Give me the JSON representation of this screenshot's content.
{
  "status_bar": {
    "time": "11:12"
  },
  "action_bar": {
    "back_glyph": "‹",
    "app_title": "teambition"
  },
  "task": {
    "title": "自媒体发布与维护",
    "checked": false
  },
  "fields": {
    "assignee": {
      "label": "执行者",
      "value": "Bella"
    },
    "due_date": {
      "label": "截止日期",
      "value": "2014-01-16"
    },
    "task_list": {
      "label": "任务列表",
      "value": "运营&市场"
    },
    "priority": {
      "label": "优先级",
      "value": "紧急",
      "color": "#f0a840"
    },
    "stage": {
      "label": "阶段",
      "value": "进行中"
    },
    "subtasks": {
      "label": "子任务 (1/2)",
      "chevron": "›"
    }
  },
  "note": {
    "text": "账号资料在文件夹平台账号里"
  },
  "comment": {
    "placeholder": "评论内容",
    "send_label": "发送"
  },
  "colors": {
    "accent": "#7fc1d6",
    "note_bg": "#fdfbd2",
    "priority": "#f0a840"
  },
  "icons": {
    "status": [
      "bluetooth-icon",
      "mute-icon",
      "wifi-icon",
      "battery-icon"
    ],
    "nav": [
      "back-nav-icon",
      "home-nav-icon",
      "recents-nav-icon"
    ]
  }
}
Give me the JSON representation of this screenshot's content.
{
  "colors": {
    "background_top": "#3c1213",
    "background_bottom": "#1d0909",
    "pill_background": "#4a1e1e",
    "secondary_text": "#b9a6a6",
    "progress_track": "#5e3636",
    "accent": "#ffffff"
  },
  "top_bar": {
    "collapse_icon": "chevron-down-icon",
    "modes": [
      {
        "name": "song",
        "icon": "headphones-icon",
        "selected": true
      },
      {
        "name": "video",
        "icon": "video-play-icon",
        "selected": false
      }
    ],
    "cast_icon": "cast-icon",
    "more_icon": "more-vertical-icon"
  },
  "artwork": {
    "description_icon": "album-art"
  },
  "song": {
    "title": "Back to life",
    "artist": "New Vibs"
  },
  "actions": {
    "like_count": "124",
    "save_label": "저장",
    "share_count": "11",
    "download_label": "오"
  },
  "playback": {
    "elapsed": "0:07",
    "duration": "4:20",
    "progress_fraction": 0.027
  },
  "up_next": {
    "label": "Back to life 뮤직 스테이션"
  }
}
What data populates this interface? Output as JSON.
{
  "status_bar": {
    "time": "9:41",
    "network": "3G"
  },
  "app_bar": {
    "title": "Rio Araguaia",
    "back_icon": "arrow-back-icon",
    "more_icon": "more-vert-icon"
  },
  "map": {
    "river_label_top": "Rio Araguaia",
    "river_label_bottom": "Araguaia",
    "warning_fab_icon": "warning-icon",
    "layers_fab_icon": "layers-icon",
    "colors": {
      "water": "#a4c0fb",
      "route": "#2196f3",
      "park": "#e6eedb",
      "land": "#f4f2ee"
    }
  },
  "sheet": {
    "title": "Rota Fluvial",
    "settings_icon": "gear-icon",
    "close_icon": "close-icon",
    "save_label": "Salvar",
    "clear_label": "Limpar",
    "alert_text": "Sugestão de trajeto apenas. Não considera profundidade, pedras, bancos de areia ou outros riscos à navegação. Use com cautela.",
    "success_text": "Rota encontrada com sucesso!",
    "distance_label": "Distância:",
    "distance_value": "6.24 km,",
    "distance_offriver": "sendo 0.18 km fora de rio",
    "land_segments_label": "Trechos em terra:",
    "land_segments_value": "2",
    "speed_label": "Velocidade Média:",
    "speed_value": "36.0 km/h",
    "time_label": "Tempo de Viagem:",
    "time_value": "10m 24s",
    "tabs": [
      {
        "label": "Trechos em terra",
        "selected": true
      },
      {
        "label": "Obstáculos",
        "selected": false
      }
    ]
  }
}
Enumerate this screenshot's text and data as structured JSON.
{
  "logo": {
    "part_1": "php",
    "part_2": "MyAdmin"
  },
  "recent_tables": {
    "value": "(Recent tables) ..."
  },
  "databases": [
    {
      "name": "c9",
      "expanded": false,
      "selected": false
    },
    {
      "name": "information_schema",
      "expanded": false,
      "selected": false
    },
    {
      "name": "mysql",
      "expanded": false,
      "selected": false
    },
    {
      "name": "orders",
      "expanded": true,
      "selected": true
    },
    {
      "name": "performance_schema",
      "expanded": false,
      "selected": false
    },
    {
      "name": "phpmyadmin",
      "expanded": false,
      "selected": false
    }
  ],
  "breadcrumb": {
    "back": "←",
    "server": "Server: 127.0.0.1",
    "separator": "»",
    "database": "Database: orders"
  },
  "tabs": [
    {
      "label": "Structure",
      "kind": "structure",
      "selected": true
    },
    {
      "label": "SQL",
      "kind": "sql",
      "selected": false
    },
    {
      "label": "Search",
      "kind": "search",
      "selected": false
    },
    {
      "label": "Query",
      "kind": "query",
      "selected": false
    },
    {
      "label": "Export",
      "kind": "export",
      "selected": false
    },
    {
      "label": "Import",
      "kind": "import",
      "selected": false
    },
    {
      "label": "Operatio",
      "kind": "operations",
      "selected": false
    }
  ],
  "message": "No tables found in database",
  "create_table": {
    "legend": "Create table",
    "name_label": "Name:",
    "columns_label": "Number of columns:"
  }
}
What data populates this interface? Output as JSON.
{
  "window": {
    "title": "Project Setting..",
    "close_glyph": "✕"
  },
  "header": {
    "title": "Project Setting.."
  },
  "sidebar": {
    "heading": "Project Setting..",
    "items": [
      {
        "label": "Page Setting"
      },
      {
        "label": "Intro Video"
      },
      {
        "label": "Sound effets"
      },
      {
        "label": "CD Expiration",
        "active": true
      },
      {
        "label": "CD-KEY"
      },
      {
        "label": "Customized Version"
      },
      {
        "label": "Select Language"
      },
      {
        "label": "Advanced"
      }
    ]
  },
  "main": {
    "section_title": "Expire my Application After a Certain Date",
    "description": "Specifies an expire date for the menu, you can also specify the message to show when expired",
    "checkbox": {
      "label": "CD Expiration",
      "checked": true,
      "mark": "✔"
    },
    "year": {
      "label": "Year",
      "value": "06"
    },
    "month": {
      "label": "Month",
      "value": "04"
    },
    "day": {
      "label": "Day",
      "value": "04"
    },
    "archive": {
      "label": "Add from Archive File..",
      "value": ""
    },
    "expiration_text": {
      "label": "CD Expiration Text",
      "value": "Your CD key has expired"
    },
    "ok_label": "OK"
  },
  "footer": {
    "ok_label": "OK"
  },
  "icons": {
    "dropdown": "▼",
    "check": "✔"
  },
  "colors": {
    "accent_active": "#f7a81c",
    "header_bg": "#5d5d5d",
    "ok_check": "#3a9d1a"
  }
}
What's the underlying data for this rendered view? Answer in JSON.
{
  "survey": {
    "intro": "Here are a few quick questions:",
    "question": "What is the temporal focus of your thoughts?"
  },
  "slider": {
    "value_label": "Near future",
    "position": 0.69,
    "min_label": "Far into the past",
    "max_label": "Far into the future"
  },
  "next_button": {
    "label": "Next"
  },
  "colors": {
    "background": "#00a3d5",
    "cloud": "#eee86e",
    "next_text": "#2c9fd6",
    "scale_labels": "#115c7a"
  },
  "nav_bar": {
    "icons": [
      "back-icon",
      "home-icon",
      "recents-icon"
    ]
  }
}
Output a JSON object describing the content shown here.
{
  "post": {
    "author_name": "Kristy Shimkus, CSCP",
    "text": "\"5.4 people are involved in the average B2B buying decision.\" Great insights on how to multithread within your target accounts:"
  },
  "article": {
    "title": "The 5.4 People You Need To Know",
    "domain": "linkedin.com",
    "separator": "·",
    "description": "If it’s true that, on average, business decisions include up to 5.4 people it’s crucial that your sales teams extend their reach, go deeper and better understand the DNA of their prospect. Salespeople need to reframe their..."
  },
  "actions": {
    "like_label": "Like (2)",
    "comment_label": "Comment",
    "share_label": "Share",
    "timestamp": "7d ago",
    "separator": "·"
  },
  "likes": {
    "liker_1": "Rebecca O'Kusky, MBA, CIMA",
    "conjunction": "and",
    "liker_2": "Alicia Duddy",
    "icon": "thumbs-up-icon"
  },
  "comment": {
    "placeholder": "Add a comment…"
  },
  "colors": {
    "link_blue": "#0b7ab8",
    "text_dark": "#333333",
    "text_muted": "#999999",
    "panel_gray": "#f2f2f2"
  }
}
==*==
### [STATED GOAL]
Among the lines of the material, find those that hold the word "expired" and copy them.

### [OUTPUT FOR THIS EXERCISE]
    "description": "Specifies an expire date for the menu, you can also specify the message to show when expired",
      "value": "Your CD key has expired"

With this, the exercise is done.